* **Problem statement**:
Write out every entry exactly as it appears.

* **Information provided**:
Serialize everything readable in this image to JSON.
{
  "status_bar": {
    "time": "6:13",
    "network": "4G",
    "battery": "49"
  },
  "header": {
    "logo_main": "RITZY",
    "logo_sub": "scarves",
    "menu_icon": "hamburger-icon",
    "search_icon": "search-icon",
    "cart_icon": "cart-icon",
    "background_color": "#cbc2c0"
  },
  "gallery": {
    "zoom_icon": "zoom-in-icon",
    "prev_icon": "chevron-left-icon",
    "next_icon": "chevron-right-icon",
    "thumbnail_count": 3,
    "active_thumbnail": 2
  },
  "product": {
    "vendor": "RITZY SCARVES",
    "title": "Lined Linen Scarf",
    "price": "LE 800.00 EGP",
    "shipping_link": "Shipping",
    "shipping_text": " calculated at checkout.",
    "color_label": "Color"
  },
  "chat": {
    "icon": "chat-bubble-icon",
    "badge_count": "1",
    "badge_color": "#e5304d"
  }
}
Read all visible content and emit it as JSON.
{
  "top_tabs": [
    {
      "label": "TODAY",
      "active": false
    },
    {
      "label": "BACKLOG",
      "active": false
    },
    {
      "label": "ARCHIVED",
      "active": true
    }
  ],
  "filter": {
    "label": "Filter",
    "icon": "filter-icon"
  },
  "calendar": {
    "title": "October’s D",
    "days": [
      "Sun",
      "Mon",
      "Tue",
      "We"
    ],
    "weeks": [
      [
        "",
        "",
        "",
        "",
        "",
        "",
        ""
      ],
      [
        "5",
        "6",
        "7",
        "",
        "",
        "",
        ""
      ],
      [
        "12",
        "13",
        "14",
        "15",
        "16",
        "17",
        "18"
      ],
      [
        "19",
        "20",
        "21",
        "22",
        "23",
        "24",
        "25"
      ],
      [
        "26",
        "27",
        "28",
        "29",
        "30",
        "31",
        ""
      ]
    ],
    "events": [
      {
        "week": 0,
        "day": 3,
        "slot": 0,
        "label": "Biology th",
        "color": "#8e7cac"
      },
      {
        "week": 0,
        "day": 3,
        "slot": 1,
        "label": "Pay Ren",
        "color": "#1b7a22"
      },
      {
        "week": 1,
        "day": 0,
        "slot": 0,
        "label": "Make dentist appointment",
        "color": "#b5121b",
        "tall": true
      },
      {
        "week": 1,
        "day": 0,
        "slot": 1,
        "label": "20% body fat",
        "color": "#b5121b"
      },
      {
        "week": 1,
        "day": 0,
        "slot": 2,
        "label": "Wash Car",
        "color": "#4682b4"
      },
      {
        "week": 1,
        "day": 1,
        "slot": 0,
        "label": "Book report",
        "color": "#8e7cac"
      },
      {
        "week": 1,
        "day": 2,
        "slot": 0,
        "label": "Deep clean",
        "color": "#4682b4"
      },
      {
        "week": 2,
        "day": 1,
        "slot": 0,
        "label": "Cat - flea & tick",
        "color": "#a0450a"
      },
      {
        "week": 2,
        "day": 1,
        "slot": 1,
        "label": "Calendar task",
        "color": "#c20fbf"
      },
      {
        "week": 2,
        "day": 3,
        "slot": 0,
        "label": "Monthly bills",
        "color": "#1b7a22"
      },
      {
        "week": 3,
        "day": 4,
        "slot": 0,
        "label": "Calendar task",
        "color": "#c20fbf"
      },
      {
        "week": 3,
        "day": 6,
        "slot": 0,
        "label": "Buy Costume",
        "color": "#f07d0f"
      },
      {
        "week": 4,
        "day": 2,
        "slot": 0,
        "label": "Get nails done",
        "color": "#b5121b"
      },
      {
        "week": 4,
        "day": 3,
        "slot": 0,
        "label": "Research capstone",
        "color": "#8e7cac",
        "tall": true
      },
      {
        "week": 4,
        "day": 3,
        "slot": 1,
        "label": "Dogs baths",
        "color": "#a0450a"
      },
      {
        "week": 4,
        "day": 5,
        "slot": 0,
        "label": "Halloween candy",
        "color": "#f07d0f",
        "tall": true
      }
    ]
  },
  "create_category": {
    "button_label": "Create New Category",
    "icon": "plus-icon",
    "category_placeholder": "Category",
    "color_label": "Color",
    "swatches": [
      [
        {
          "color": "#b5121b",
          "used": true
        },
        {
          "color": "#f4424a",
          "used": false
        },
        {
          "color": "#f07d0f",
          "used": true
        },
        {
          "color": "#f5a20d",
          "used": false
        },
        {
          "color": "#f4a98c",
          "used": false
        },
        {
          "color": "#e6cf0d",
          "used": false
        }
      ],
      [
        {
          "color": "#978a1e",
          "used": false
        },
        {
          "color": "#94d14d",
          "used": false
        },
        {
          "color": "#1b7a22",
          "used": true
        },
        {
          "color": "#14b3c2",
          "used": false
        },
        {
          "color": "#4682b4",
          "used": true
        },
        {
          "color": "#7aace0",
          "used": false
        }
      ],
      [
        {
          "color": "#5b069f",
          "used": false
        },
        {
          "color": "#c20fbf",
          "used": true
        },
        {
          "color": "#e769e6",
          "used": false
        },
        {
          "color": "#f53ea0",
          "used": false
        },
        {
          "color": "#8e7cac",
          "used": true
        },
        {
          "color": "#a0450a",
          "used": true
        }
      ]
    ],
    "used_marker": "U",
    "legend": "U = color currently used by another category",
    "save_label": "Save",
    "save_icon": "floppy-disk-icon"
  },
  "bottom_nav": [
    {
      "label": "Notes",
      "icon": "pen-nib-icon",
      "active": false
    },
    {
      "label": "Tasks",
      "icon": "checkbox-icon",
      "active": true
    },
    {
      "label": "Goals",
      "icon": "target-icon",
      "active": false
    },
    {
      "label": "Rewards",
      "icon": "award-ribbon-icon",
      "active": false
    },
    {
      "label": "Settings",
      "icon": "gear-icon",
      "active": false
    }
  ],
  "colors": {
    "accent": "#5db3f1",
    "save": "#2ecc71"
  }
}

* **Right answer**:
Serialize everything readable in this image to JSON.
{
  "status_bar": {
    "time": "6:13",
    "network": "4G",
    "battery": "49"
  },
  "header": {
    "logo_main": "RITZY",
    "logo_sub": "scarves",
    "menu_icon": "hamburger-icon",
    "search_icon": "search-icon",
    "cart_icon": "cart-icon",
    "background_color": "#cbc2c0"
  },
  "gallery": {
    "zoom_icon": "zoom-in-icon",
    "prev_icon": "chevron-left-icon",
    "next_icon": "chevron-right-icon",
    "thumbnail_count": 3,
    "active_thumbnail": 2
  },
  "product": {
    "vendor": "RITZY SCARVES",
    "title": "Lined Linen Scarf",
    "price": "LE 800.00 EGP",
    "shipping_link": "Shipping",
    "shipping_text": " calculated at checkout.",
    "color_label": "Color"
  },
  "chat": {
    "icon": "chat-bubble-icon",
    "badge_count": "1",
    "badge_color": "#e5304d"
  }
}
Read all visible content and emit it as JSON.
{
  "top_tabs": [
    {
      "label": "TODAY",
      "active": false
    },
    {
      "label": "BACKLOG",
      "active": false
    },
    {
      "label": "ARCHIVED",
      "active": true
    }
  ],
  "filter": {
    "label": "Filter",
    "icon": "filter-icon"
  },
  "calendar": {
    "title": "October’s D",
    "days": [
      "Sun",
      "Mon",
      "Tue",
      "We"
    ],
    "weeks": [
      [
        "",
        "",
        "",
        "",
        "",
        "",
        ""
      ],
      [
        "5",
        "6",
        "7",
        "",
        "",
        "",
        ""
      ],
      [
        "12",
        "13",
        "14",
        "15",
        "16",
        "17",
        "18"
      ],
      [
        "19",
        "20",
        "21",
        "22",
        "23",
        "24",
        "25"
      ],
      [
        "26",
        "27",
        "28",
        "29",
        "30",
        "31",
        ""
      ]
    ],
    "events": [
      {
        "week": 0,
        "day": 3,
        "slot": 0,
        "label": "Biology th",
        "color": "#8e7cac"
      },
      {
        "week": 0,
        "day": 3,
        "slot": 1,
        "label": "Pay Ren",
        "color": "#1b7a22"
      },
      {
        "week": 1,
        "day": 0,
        "slot": 0,
        "label": "Make dentist appointment",
        "color": "#b5121b",
        "tall": true
      },
      {
        "week": 1,
        "day": 0,
        "slot": 1,
        "label": "20% body fat",
        "color": "#b5121b"
      },
      {
        "week": 1,
        "day": 0,
        "slot": 2,
        "label": "Wash Car",
        "color": "#4682b4"
      },
      {
        "week": 1,
        "day": 1,
        "slot": 0,
        "label": "Book report",
        "color": "#8e7cac"
      },
      {
        "week": 1,
        "day": 2,
        "slot": 0,
        "label": "Deep clean",
        "color": "#4682b4"
      },
      {
        "week": 2,
        "day": 1,
        "slot": 0,
        "label": "Cat - flea & tick",
        "color": "#a0450a"
      },
      {
        "week": 2,
        "day": 1,
        "slot": 1,
        "label": "Calendar task",
        "color": "#c20fbf"
      },
      {
        "week": 2,
        "day": 3,
        "slot": 0,
        "label": "Monthly bills",
        "color": "#1b7a22"
      },
      {
        "week": 3,
        "day": 4,
        "slot": 0,
        "label": "Calendar task",
        "color": "#c20fbf"
      },
      {
        "week": 3,
        "day": 6,
        "slot": 0,
        "label": "Buy Costume",
        "color": "#f07d0f"
      },
      {
        "week": 4,
        "day": 2,
        "slot": 0,
        "label": "Get nails done",
        "color": "#b5121b"
      },
      {
        "week": 4,
        "day": 3,
        "slot": 0,
        "label": "Research capstone",
        "color": "#8e7cac",
        "tall": true
      },
      {
        "week": 4,
        "day": 3,
        "slot": 1,
        "label": "Dogs baths",
        "color": "#a0450a"
      },
      {
        "week": 4,
        "day": 5,
        "slot": 0,
        "label": "Halloween candy",
        "color": "#f07d0f",
        "tall": true
      }
    ]
  },
  "create_category": {
    "button_label": "Create New Category",
    "icon": "plus-icon",
    "category_placeholder": "Category",
    "color_label": "Color",
    "swatches": [
      [
        {
          "color": "#b5121b",
          "used": true
        },
        {
          "color": "#f4424a",
          "used": false
        },
        {
          "color": "#f07d0f",
          "used": true
        },
        {
          "color": "#f5a20d",
          "used": false
        },
        {
          "color": "#f4a98c",
          "used": false
        },
        {
          "color": "#e6cf0d",
          "used": false
        }
      ],
      [
        {
          "color": "#978a1e",
          "used": false
        },
        {
          "color": "#94d14d",
          "used": false
        },
        {
          "color": "#1b7a22",
          "used": true
        },
        {
          "color": "#14b3c2",
          "used": false
        },
        {
          "color": "#4682b4",
          "used": true
        },
        {
          "color": "#7aace0",
          "used": false
        }
      ],
      [
        {
          "color": "#5b069f",
          "used": false
        },
        {
          "color": "#c20fbf",
          "used": true
        },
        {
          "color": "#e769e6",
          "used": false
        },
        {
          "color": "#f53ea0",
          "used": false
        },
        {
          "color": "#8e7cac",
          "used": true
        },
        {
          "color": "#a0450a",
          "used": true
        }
      ]
    ],
    "used_marker": "U",
    "legend": "U = color currently used by another category",
    "save_label": "Save",
    "save_icon": "floppy-disk-icon"
  },
  "bottom_nav": [
    {
      "label": "Notes",
      "icon": "pen-nib-icon",
      "active": false
    },
    {
      "label": "Tasks",
      "icon": "checkbox-icon",
      "active": true
    },
    {
      "label": "Goals",
      "icon": "target-icon",
      "active": false
    },
    {
      "label": "Rewards",
      "icon": "award-ribbon-icon",
      "active": false
    },
    {
      "label": "Settings",
      "icon": "gear-icon",
      "active": false
    }
  ],
  "colors": {
    "accent": "#5db3f1",
    "save": "#2ecc71"
  }
}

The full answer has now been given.